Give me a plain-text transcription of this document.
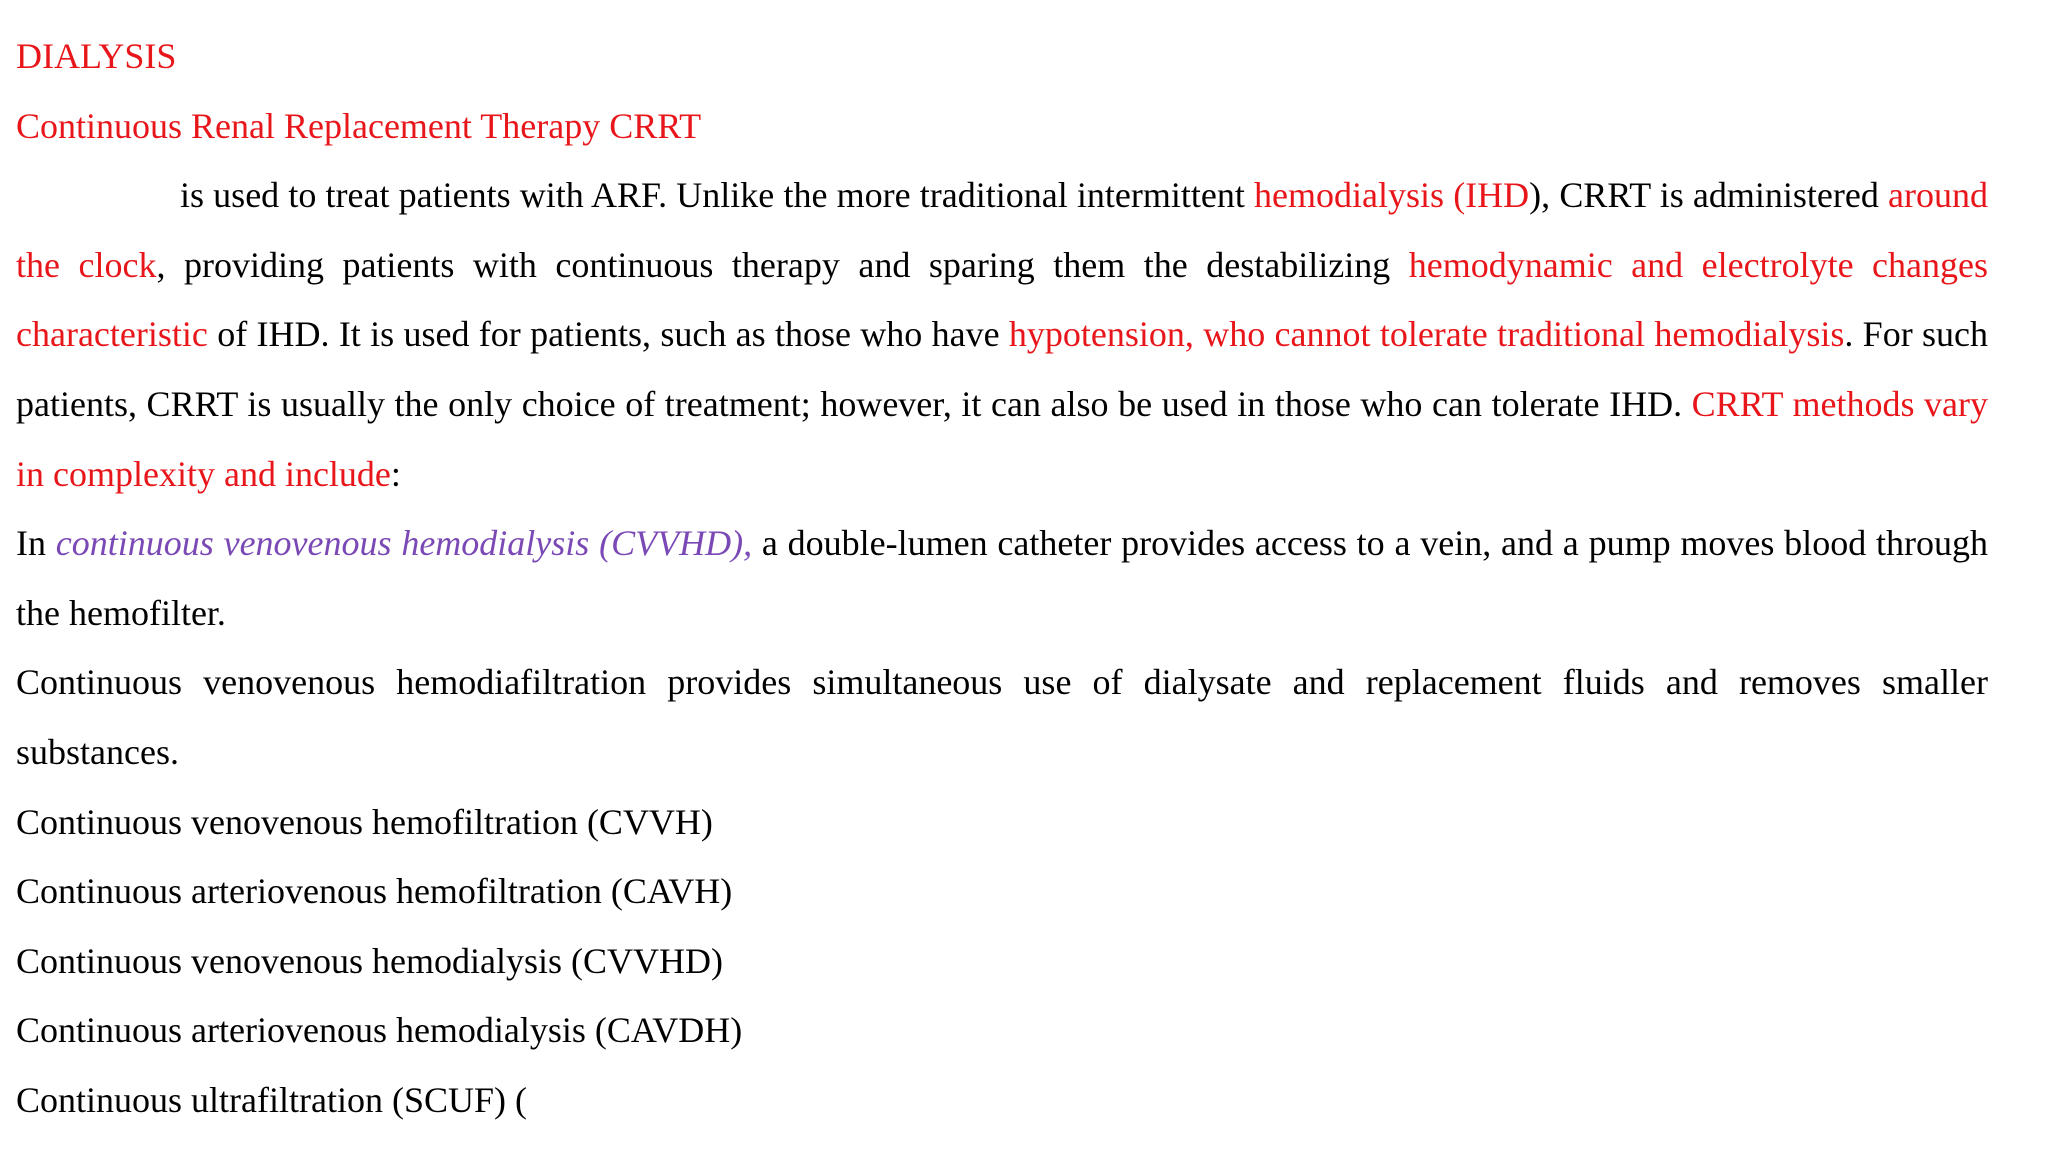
DIALYSIS

Continuous Renal Replacement Therapy CRRT

is used to treat patients with ARF. Unlike the more traditional intermittent hemodialysis (IHD), CRRT is administered around the clock, providing patients with continuous therapy and sparing them the destabilizing hemodynamic and electrolyte changes characteristic of IHD. It is used for patients, such as those who have hypotension, who cannot tolerate traditional hemodialysis. For such patients, CRRT is usually the only choice of treatment; however, it can also be used in those who can tolerate IHD. CRRT methods vary in complexity and include:

In continuous venovenous hemodialysis (CVVHD), a double-lumen catheter provides access to a vein, and a pump moves blood through the hemofilter.

Continuous venovenous hemodiafiltration provides simultaneous use of dialysate and replacement fluids and removes smaller substances.

Continuous venovenous hemofiltration (CVVH)

Continuous arteriovenous hemofiltration (CAVH)

Continuous venovenous hemodialysis (CVVHD)

Continuous arteriovenous hemodialysis (CAVDH)

Continuous ultrafiltration (SCUF) (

**TASK PROMPT:** Print each of the records above exactly as written, leaving no picture in the copy.

**ANSWER FOR THE TASK:**
Give me a plain-text transcription of this document.
DIALYSIS

Continuous Renal Replacement Therapy CRRT

is used to treat patients with ARF. Unlike the more traditional intermittent hemodialysis (IHD), CRRT is administered around the clock, providing patients with continuous therapy and sparing them the destabilizing hemodynamic and electrolyte changes characteristic of IHD. It is used for patients, such as those who have hypotension, who cannot tolerate traditional hemodialysis. For such patients, CRRT is usually the only choice of treatment; however, it can also be used in those who can tolerate IHD. CRRT methods vary in complexity and include:

In continuous venovenous hemodialysis (CVVHD), a double-lumen catheter provides access to a vein, and a pump moves blood through the hemofilter.

Continuous venovenous hemodiafiltration provides simultaneous use of dialysate and replacement fluids and removes smaller substances.

Continuous venovenous hemofiltration (CVVH)

Continuous arteriovenous hemofiltration (CAVH)

Continuous venovenous hemodialysis (CVVHD)

Continuous arteriovenous hemodialysis (CAVDH)

Continuous ultrafiltration (SCUF) (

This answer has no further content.